# [Data]
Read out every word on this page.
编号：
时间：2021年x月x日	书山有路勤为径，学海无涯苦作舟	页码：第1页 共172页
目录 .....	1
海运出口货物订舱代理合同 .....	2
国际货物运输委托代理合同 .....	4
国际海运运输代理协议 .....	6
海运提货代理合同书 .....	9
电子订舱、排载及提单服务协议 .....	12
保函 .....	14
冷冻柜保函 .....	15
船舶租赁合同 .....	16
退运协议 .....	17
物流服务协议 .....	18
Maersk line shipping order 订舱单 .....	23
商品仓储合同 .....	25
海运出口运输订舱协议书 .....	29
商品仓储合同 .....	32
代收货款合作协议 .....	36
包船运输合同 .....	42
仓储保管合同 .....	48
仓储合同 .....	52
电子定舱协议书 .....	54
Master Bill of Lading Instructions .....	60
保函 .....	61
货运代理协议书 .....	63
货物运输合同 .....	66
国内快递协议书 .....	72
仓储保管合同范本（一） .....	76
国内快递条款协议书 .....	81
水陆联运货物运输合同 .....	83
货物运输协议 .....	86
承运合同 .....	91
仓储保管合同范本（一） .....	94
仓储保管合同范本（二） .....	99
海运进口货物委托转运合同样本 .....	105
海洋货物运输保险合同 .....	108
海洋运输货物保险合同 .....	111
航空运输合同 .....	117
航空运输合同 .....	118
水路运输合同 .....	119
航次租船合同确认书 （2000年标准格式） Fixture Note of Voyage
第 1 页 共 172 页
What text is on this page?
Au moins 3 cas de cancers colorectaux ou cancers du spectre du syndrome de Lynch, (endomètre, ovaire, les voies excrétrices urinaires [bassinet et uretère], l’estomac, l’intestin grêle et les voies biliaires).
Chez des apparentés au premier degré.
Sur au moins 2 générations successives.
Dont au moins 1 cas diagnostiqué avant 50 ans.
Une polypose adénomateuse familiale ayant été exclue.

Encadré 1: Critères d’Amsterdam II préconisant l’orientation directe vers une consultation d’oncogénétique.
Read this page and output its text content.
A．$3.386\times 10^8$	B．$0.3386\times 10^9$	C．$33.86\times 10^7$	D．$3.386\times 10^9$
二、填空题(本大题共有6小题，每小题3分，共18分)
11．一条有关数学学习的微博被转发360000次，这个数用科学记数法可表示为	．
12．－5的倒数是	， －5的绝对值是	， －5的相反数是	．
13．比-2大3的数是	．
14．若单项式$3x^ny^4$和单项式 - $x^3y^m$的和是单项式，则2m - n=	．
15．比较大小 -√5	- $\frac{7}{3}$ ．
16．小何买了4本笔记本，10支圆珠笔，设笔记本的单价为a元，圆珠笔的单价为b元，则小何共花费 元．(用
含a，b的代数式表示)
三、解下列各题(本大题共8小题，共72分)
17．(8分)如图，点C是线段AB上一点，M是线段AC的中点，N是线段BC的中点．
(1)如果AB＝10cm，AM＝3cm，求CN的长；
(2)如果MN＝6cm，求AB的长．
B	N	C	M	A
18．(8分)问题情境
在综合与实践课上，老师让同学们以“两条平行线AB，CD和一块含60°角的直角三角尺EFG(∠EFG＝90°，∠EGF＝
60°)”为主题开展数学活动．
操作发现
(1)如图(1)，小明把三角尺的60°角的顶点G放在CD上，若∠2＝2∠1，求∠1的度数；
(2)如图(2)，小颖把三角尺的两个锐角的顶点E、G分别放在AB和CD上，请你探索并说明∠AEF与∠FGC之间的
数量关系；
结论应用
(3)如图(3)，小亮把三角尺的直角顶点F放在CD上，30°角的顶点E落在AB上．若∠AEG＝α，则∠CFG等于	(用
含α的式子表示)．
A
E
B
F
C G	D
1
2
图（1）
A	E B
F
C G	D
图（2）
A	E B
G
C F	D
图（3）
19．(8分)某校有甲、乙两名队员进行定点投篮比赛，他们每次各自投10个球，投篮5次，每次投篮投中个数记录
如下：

# [What you are asked to do]
From the line containing "Read this page and output its text content." to the last line of the material, please quote every line exactly and only those.

# [Exercise response]
Read this page and output its text content.
A．$3.386\times 10^8$	B．$0.3386\times 10^9$	C．$33.86\times 10^7$	D．$3.386\times 10^9$
二、填空题(本大题共有6小题，每小题3分，共18分)
11．一条有关数学学习的微博被转发360000次，这个数用科学记数法可表示为	．
12．－5的倒数是	， －5的绝对值是	， －5的相反数是	．
13．比-2大3的数是	．
14．若单项式$3x^ny^4$和单项式 - $x^3y^m$的和是单项式，则2m - n=	．
15．比较大小 -√5	- $\frac{7}{3}$ ．
16．小何买了4本笔记本，10支圆珠笔，设笔记本的单价为a元，圆珠笔的单价为b元，则小何共花费 元．(用
含a，b的代数式表示)
三、解下列各题(本大题共8小题，共72分)
17．(8分)如图，点C是线段AB上一点，M是线段AC的中点，N是线段BC的中点．
(1)如果AB＝10cm，AM＝3cm，求CN的长；
(2)如果MN＝6cm，求AB的长．
B	N	C	M	A
18．(8分)问题情境
在综合与实践课上，老师让同学们以“两条平行线AB，CD和一块含60°角的直角三角尺EFG(∠EFG＝90°，∠EGF＝
60°)”为主题开展数学活动．
操作发现
(1)如图(1)，小明把三角尺的60°角的顶点G放在CD上，若∠2＝2∠1，求∠1的度数；
(2)如图(2)，小颖把三角尺的两个锐角的顶点E、G分别放在AB和CD上，请你探索并说明∠AEF与∠FGC之间的
数量关系；
结论应用
(3)如图(3)，小亮把三角尺的直角顶点F放在CD上，30°角的顶点E落在AB上．若∠AEG＝α，则∠CFG等于	(用
含α的式子表示)．
A
E
B
F
C G	D
1
2
图（1）
A	E B
F
C G	D
图（2）
A	E B
G
C F	D
图（3）
19．(8分)某校有甲、乙两名队员进行定点投篮比赛，他们每次各自投10个球，投篮5次，每次投篮投中个数记录
如下：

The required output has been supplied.